— Exercise goal —
Print each line exactly as it is given.

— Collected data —

— Start —

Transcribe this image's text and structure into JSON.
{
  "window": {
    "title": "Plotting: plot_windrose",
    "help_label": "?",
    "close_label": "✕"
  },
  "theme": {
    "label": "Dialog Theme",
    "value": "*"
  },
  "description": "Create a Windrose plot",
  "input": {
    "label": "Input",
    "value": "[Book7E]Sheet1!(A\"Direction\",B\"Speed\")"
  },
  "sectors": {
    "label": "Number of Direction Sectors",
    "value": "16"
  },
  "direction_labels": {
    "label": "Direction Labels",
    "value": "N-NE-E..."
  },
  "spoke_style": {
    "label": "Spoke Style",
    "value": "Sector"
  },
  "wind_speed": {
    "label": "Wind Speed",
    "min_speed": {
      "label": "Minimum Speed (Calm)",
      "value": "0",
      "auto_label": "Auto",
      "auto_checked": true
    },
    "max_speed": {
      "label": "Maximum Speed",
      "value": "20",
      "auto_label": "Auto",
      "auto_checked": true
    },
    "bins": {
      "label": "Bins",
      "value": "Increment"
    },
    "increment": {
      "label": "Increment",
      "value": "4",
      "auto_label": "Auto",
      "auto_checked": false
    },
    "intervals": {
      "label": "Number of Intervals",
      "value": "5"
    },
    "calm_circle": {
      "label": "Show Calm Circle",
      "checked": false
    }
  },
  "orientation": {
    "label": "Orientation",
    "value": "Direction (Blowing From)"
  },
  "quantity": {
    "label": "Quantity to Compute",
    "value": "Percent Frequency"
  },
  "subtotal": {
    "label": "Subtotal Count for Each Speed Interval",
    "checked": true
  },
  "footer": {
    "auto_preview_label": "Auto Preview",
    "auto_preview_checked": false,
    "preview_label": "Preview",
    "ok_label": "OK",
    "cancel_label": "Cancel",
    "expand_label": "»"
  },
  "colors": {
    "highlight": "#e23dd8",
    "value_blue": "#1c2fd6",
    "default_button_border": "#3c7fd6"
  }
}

— End —

— Solution to this problem —
Transcribe this image's text and structure into JSON.
{
  "window": {
    "title": "Plotting: plot_windrose",
    "help_label": "?",
    "close_label": "✕"
  },
  "theme": {
    "label": "Dialog Theme",
    "value": "*"
  },
  "description": "Create a Windrose plot",
  "input": {
    "label": "Input",
    "value": "[Book7E]Sheet1!(A\"Direction\",B\"Speed\")"
  },
  "sectors": {
    "label": "Number of Direction Sectors",
    "value": "16"
  },
  "direction_labels": {
    "label": "Direction Labels",
    "value": "N-NE-E..."
  },
  "spoke_style": {
    "label": "Spoke Style",
    "value": "Sector"
  },
  "wind_speed": {
    "label": "Wind Speed",
    "min_speed": {
      "label": "Minimum Speed (Calm)",
      "value": "0",
      "auto_label": "Auto",
      "auto_checked": true
    },
    "max_speed": {
      "label": "Maximum Speed",
      "value": "20",
      "auto_label": "Auto",
      "auto_checked": true
    },
    "bins": {
      "label": "Bins",
      "value": "Increment"
    },
    "increment": {
      "label": "Increment",
      "value": "4",
      "auto_label": "Auto",
      "auto_checked": false
    },
    "intervals": {
      "label": "Number of Intervals",
      "value": "5"
    },
    "calm_circle": {
      "label": "Show Calm Circle",
      "checked": false
    }
  },
  "orientation": {
    "label": "Orientation",
    "value": "Direction (Blowing From)"
  },
  "quantity": {
    "label": "Quantity to Compute",
    "value": "Percent Frequency"
  },
  "subtotal": {
    "label": "Subtotal Count for Each Speed Interval",
    "checked": true
  },
  "footer": {
    "auto_preview_label": "Auto Preview",
    "auto_preview_checked": false,
    "preview_label": "Preview",
    "ok_label": "OK",
    "cancel_label": "Cancel",
    "expand_label": "»"
  },
  "colors": {
    "highlight": "#e23dd8",
    "value_blue": "#1c2fd6",
    "default_button_border": "#3c7fd6"
  }
}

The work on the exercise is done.